▸ **TASK DIRECTIONS**
Search the material and gather each line with "veiklos" in it.

▸ **ENTRIES SUPPLIED**
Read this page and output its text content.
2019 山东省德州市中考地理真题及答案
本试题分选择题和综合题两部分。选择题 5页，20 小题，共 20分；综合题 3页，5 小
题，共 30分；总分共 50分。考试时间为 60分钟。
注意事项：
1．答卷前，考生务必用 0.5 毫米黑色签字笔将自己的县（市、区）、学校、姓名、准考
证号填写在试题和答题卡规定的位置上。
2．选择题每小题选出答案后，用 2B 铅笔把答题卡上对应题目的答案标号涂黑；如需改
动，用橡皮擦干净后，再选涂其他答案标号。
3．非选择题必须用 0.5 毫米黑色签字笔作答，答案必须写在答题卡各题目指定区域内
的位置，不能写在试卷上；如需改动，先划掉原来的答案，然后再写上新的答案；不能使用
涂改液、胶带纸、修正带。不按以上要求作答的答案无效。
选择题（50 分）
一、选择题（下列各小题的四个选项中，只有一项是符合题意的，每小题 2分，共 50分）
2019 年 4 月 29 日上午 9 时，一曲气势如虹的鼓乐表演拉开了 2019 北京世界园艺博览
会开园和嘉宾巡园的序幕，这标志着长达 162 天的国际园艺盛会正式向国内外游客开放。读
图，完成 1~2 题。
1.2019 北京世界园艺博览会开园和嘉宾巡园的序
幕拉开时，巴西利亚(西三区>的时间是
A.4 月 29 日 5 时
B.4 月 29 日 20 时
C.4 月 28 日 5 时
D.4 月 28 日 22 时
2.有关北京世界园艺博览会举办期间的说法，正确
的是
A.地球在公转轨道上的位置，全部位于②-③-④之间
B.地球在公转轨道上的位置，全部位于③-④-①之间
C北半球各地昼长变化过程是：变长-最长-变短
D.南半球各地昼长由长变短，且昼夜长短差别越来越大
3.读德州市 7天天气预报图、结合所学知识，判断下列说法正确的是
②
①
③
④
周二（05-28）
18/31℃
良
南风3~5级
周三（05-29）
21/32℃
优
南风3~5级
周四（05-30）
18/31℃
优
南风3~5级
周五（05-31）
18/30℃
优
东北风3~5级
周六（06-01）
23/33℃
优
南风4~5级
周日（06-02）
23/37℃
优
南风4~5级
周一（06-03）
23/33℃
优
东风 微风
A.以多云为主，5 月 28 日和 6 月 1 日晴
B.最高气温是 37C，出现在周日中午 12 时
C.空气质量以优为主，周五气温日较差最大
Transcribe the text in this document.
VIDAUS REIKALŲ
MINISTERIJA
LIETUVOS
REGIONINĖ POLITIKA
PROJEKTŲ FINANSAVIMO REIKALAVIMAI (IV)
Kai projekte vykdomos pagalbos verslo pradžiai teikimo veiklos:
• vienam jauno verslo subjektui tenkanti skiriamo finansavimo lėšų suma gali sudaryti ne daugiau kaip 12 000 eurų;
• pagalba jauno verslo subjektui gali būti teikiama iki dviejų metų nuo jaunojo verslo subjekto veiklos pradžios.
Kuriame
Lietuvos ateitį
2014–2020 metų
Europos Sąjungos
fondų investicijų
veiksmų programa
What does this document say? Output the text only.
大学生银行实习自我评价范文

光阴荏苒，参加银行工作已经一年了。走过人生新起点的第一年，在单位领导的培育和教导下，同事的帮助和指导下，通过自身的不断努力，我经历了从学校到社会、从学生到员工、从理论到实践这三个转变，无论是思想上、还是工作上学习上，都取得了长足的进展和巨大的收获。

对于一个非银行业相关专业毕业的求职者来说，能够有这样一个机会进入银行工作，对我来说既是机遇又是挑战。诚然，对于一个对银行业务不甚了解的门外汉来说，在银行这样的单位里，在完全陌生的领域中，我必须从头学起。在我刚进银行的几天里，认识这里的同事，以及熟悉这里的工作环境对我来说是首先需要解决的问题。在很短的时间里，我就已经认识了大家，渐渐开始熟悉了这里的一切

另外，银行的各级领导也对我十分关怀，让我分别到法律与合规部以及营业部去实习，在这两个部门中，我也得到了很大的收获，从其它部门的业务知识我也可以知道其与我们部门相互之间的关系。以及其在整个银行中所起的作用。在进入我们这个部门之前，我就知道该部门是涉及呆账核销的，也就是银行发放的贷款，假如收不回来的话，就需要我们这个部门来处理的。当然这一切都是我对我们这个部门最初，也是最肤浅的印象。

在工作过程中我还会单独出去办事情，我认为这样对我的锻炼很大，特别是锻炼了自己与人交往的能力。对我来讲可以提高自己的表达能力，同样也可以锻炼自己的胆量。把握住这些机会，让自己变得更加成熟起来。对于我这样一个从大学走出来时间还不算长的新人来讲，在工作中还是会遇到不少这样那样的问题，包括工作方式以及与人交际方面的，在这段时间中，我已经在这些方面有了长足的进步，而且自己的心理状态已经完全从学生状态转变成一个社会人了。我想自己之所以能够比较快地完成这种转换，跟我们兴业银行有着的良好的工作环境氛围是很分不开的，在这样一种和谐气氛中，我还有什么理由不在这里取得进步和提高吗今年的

▸ **COMPLETED EXERCISE**
Kai projekte vykdomos pagalbos verslo pradžiai teikimo veiklos:
• pagalba jauno verslo subjektui gali būti teikiama iki dviejų metų nuo jaunojo verslo subjekto veiklos pradžios.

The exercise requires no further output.